==== DATA SECTION
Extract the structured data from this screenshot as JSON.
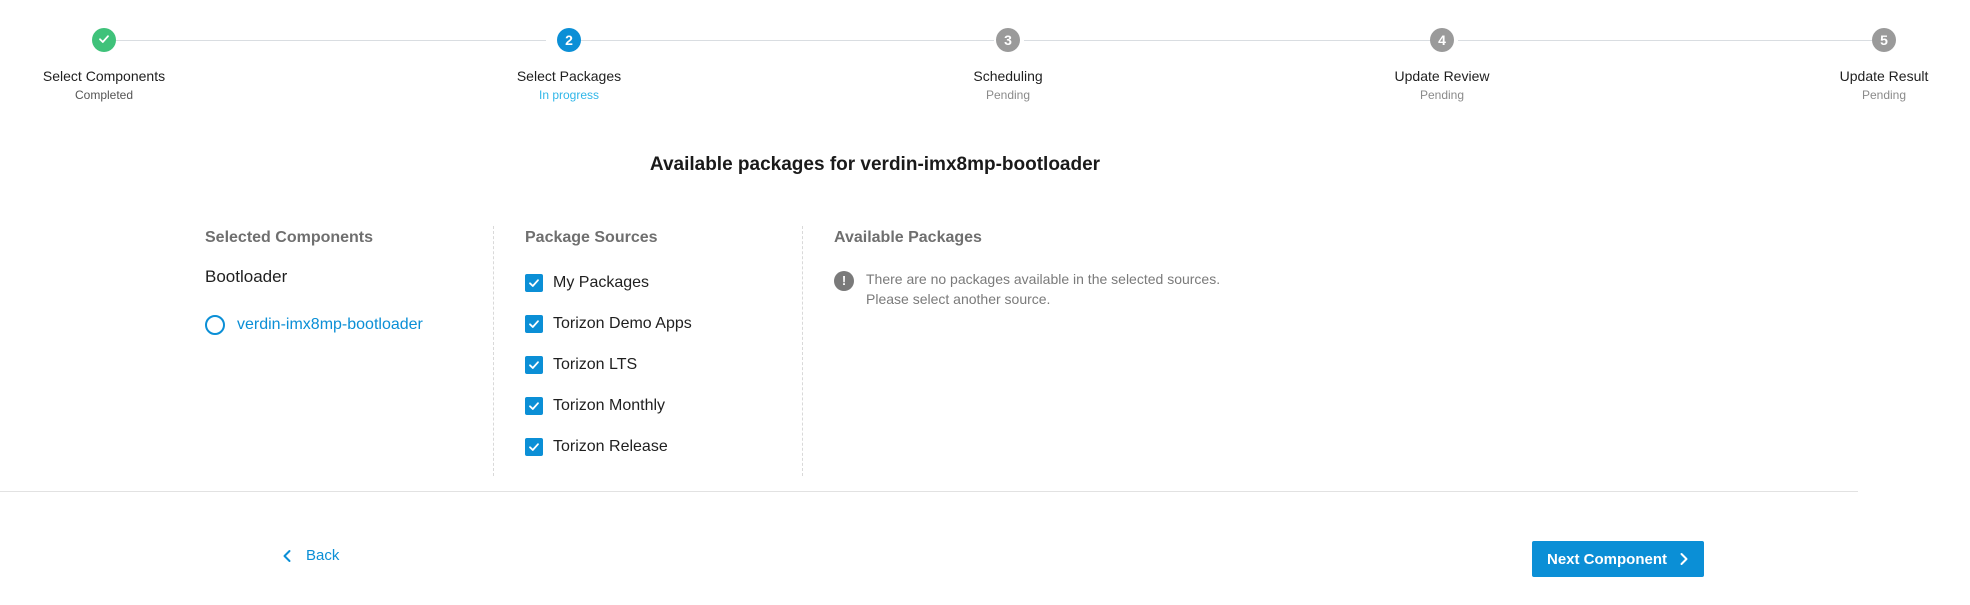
{
  "stepper": {
    "steps": [
      {
        "number": "",
        "title": "Select Components",
        "status": "Completed"
      },
      {
        "number": "2",
        "title": "Select Packages",
        "status": "In progress"
      },
      {
        "number": "3",
        "title": "Scheduling",
        "status": "Pending"
      },
      {
        "number": "4",
        "title": "Update Review",
        "status": "Pending"
      },
      {
        "number": "5",
        "title": "Update Result",
        "status": "Pending"
      }
    ]
  },
  "heading": "Available packages for verdin-imx8mp-bootloader",
  "selected_components": {
    "title": "Selected Components",
    "group": "Bootloader",
    "item": "verdin-imx8mp-bootloader"
  },
  "package_sources": {
    "title": "Package Sources",
    "items": [
      {
        "label": "My Packages",
        "checked": true
      },
      {
        "label": "Torizon Demo Apps",
        "checked": true
      },
      {
        "label": "Torizon LTS",
        "checked": true
      },
      {
        "label": "Torizon Monthly",
        "checked": true
      },
      {
        "label": "Torizon Release",
        "checked": true
      }
    ]
  },
  "available_packages": {
    "title": "Available Packages",
    "notice_line1": "There are no packages available in the selected sources.",
    "notice_line2": "Please select another source."
  },
  "footer": {
    "back_label": "Back",
    "next_label": "Next Component"
  },
  "colors": {
    "accent": "#0b8fd6",
    "success": "#3fc27a",
    "pending": "#9a9a9a",
    "in_progress_text": "#2fb6e8"
  },
  "icons": {
    "step1": "check-icon",
    "notice": "exclamation-icon",
    "back": "chevron-left-icon",
    "next": "chevron-right-icon",
    "checkbox": "checkmark-icon",
    "radio": "radio-empty-icon"
  }
}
========
-- SHORT PROBLEM --
Reproduce each entry verbatim, excluding any embedded images.

-- RESPONSE BELOW --
Extract the structured data from this screenshot as JSON.
{
  "stepper": {
    "steps": [
      {
        "number": "",
        "title": "Select Components",
        "status": "Completed"
      },
      {
        "number": "2",
        "title": "Select Packages",
        "status": "In progress"
      },
      {
        "number": "3",
        "title": "Scheduling",
        "status": "Pending"
      },
      {
        "number": "4",
        "title": "Update Review",
        "status": "Pending"
      },
      {
        "number": "5",
        "title": "Update Result",
        "status": "Pending"
      }
    ]
  },
  "heading": "Available packages for verdin-imx8mp-bootloader",
  "selected_components": {
    "title": "Selected Components",
    "group": "Bootloader",
    "item": "verdin-imx8mp-bootloader"
  },
  "package_sources": {
    "title": "Package Sources",
    "items": [
      {
        "label": "My Packages",
        "checked": true
      },
      {
        "label": "Torizon Demo Apps",
        "checked": true
      },
      {
        "label": "Torizon LTS",
        "checked": true
      },
      {
        "label": "Torizon Monthly",
        "checked": true
      },
      {
        "label": "Torizon Release",
        "checked": true
      }
    ]
  },
  "available_packages": {
    "title": "Available Packages",
    "notice_line1": "There are no packages available in the selected sources.",
    "notice_line2": "Please select another source."
  },
  "footer": {
    "back_label": "Back",
    "next_label": "Next Component"
  },
  "colors": {
    "accent": "#0b8fd6",
    "success": "#3fc27a",
    "pending": "#9a9a9a",
    "in_progress_text": "#2fb6e8"
  },
  "icons": {
    "step1": "check-icon",
    "notice": "exclamation-icon",
    "back": "chevron-left-icon",
    "next": "chevron-right-icon",
    "checkbox": "checkmark-icon",
    "radio": "radio-empty-icon"
  }
}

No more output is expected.